Figure data in JSON:

#####

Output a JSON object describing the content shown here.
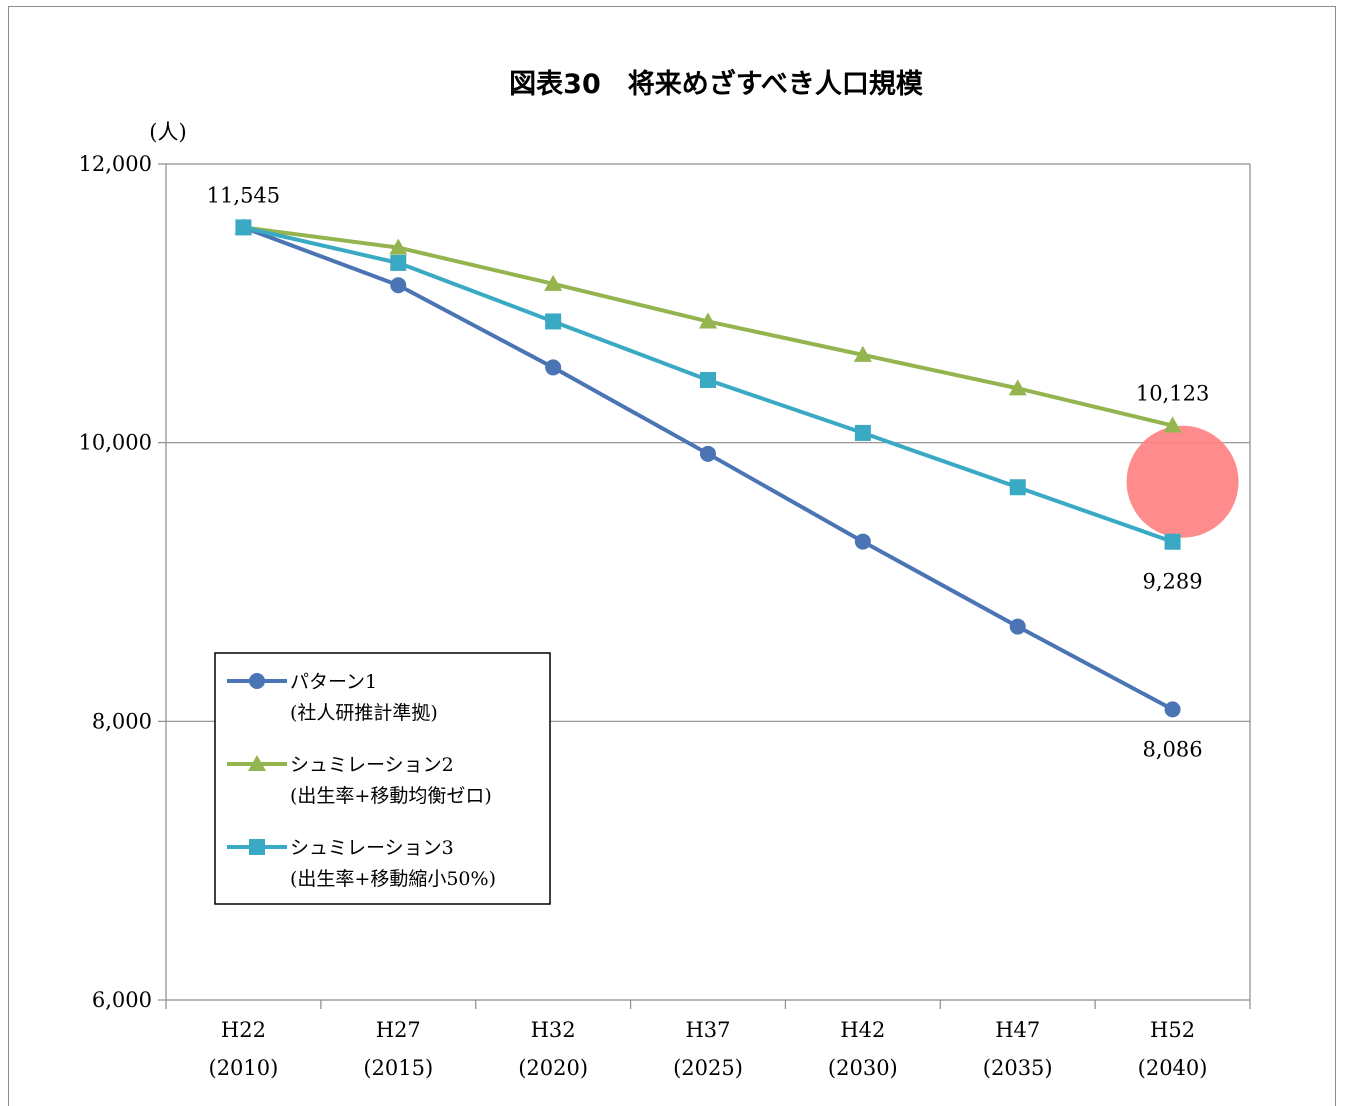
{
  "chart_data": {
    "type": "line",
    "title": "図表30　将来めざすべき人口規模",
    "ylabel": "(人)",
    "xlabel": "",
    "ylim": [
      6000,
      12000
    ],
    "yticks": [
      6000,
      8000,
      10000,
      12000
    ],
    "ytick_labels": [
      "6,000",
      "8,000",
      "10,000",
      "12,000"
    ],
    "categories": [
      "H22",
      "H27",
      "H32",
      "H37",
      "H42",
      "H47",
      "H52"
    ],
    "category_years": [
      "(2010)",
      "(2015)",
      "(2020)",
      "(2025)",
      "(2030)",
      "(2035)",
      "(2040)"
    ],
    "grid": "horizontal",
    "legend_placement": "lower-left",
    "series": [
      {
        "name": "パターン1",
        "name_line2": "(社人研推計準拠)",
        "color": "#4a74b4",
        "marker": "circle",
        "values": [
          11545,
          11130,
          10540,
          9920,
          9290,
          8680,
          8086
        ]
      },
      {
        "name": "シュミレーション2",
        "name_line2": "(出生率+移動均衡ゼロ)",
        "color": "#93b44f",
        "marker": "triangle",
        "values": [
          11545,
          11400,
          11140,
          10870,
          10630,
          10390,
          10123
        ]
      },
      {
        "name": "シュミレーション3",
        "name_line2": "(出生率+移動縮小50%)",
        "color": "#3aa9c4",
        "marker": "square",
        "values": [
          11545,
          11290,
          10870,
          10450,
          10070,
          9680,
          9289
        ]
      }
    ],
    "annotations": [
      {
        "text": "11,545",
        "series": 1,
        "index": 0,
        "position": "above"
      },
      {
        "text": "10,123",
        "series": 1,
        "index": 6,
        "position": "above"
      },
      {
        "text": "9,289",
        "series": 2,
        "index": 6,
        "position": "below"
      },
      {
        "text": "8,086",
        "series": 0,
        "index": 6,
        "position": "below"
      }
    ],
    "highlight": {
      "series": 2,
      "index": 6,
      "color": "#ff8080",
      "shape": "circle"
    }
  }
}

#####

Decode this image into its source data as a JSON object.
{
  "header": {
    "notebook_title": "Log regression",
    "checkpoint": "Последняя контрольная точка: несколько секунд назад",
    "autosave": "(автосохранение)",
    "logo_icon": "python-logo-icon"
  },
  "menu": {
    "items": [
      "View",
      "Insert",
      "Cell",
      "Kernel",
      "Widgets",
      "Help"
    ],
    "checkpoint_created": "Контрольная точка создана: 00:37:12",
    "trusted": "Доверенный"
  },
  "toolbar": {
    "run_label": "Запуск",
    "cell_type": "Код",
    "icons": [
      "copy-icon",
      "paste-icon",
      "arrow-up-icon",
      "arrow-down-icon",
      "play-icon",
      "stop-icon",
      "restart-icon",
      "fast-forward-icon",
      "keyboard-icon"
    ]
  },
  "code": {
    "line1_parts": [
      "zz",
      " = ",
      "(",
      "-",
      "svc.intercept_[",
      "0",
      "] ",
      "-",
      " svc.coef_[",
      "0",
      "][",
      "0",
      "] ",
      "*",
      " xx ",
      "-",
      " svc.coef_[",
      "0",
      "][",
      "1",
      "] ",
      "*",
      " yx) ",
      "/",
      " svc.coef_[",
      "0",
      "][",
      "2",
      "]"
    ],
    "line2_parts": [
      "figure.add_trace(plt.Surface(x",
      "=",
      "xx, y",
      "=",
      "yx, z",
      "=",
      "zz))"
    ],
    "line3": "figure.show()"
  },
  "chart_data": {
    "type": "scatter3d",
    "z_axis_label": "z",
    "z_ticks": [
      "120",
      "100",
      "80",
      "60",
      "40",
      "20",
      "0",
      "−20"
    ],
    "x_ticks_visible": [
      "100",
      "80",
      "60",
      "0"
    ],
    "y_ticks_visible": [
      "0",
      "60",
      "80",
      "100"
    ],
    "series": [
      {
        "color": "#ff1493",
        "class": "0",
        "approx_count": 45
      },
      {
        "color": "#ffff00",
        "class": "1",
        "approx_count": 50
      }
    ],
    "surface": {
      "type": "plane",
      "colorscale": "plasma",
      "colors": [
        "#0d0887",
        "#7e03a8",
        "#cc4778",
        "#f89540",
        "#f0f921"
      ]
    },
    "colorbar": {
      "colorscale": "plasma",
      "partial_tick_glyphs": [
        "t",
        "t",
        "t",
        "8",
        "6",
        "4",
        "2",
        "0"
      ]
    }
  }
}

#####

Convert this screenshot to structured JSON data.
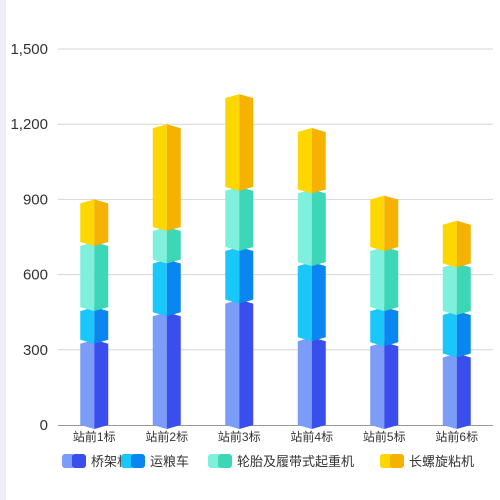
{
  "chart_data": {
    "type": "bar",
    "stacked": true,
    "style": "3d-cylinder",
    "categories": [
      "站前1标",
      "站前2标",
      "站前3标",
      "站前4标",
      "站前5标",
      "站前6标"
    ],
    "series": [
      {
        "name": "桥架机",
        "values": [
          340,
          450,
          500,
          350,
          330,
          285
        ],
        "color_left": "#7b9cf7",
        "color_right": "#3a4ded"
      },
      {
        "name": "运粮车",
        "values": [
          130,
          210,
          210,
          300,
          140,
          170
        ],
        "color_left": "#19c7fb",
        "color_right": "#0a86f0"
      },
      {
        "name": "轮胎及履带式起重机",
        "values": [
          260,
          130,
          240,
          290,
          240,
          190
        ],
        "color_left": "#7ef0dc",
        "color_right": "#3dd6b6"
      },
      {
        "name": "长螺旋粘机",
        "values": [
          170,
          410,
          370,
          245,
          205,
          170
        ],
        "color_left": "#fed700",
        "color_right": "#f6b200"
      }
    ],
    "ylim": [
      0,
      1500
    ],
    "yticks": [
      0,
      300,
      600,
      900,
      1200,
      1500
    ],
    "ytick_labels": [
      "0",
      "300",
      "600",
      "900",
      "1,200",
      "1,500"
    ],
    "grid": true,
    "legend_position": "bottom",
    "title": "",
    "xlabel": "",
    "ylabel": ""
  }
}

#####

OBJECTIVE: Of all the lines above, how many contain the word "text"? Give the number and nothing else.

OUTPUT FOR THIS TASK: 4